Given task
Show, in full, each line of the data that contains "باشند".

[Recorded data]
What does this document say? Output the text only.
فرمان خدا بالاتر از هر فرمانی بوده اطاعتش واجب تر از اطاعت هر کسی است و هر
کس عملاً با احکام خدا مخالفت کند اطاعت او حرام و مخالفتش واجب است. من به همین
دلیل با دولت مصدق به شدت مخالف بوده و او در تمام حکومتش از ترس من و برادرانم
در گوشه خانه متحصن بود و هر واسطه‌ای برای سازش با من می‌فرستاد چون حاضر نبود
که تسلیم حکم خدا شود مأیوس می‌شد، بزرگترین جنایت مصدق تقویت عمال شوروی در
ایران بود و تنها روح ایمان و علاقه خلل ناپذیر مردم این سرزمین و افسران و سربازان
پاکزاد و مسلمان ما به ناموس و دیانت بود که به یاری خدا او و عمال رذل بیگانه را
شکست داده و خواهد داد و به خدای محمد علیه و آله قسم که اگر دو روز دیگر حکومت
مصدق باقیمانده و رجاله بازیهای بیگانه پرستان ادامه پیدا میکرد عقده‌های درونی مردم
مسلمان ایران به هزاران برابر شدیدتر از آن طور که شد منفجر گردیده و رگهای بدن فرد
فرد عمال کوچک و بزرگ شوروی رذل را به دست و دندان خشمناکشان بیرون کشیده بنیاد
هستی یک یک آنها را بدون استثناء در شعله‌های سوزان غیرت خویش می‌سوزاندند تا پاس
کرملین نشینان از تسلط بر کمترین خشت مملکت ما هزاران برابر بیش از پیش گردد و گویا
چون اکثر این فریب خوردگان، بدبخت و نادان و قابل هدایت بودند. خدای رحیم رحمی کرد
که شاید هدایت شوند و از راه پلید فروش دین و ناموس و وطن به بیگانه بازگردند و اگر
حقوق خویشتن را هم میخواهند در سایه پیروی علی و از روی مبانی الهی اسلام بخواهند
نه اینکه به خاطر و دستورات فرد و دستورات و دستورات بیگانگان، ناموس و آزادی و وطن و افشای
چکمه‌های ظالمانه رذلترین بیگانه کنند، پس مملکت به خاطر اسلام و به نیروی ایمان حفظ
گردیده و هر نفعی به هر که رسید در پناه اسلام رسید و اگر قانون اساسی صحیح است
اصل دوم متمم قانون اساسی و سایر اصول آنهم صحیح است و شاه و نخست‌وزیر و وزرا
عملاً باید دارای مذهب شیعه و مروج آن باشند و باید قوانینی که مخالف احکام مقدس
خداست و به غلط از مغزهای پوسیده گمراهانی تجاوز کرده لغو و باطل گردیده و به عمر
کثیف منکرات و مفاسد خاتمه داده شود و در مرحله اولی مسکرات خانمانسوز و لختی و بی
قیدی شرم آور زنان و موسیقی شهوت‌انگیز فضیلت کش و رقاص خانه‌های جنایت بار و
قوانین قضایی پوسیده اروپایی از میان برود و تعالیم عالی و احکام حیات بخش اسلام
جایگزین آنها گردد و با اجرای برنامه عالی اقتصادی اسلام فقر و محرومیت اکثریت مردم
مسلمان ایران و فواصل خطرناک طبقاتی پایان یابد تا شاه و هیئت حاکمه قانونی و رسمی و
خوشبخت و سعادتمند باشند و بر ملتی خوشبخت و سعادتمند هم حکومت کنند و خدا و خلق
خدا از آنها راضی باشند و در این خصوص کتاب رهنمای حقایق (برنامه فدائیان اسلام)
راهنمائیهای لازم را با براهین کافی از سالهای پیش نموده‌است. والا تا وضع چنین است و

Answer to this exercise
عملاً باید دارای مذهب شیعه و مروج آن باشند و باید قوانینی که مخالف احکام مقدس
خوشبخت و سعادتمند باشند و بر ملتی خوشبخت و سعادتمند هم حکومت کنند و خدا و خلق
خدا از آنها راضی باشند و در این خصوص کتاب رهنمای حقایق (برنامه فدائیان اسلام)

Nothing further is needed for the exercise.